REQUIRED WORK -
Determine how many lines contain the string "CHARACTERS", then reply with that figure only.

LISTING -
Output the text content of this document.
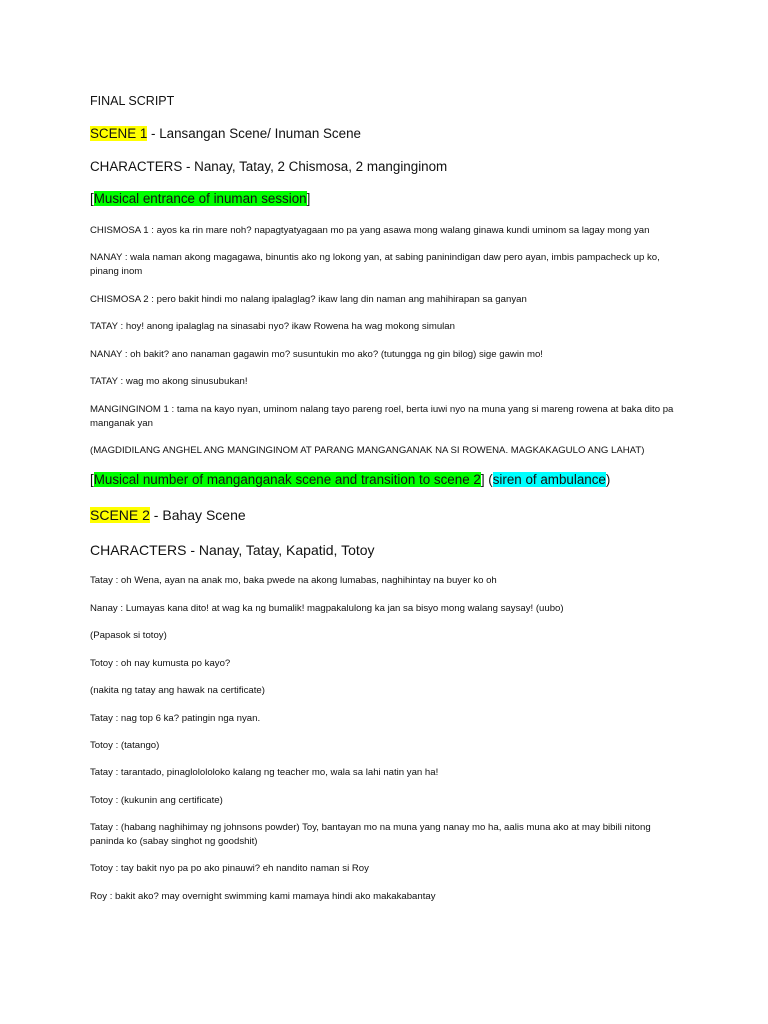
FINAL SCRIPT
SCENE 1 - Lansangan Scene/ Inuman Scene
CHARACTERS - Nanay, Tatay, 2 Chismosa, 2 manginginom
[Musical entrance of inuman session]
CHISMOSA 1 : ayos ka rin mare noh? napagtyatyagaan mo pa yang asawa mong walang ginawa kundi uminom sa lagay mong yan
NANAY : wala naman akong magagawa, binuntis ako ng lokong yan, at sabing paninindigan daw pero ayan, imbis pampacheck up ko, pinang inom
CHISMOSA 2 : pero bakit hindi mo nalang ipalaglag? ikaw lang din naman ang mahihirapan sa ganyan
TATAY : hoy! anong ipalaglag na sinasabi nyo? ikaw Rowena ha wag mokong simulan
NANAY : oh bakit? ano nanaman gagawin mo? susuntukin mo ako? (tutungga ng gin bilog) sige gawin mo!
TATAY : wag mo akong sinusubukan!
MANGINGINOM 1 : tama na kayo nyan, uminom nalang tayo pareng roel, berta iuwi nyo na muna yang si mareng rowena at baka dito pa manganak yan
(MAGDIDILANG ANGHEL ANG MANGINGINOM AT PARANG MANGANGANAK NA SI ROWENA. MAGKAKAGULO ANG LAHAT)
[Musical number of manganganak scene and transition to scene 2] (siren of ambulance)
SCENE 2 - Bahay Scene
CHARACTERS - Nanay, Tatay, Kapatid, Totoy
Tatay : oh Wena, ayan na anak mo, baka pwede na akong lumabas, naghihintay na buyer ko oh
Nanay : Lumayas kana dito! at wag ka ng bumalik! magpakalulong ka jan sa bisyo mong walang saysay! (uubo)
(Papasok si totoy)
Totoy : oh nay kumusta po kayo?
(nakita ng tatay ang hawak na certificate)
Tatay : nag top 6 ka? patingin nga nyan.
Totoy : (tatango)
Tatay : tarantado, pinaglolololoko kalang ng teacher mo, wala sa lahi natin yan ha!
Totoy : (kukunin ang certificate)
Tatay : (habang naghihimay ng johnsons powder) Toy, bantayan mo na muna yang nanay mo ha, aalis muna ako at may bibili nitong paninda ko (sabay singhot ng goodshit)
Totoy : tay bakit nyo pa po ako pinauwi? eh nandito naman si Roy
Roy : bakit ako? may overnight swimming kami mamaya hindi ako makakabantay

REPLY TO THE EXERCISE -
2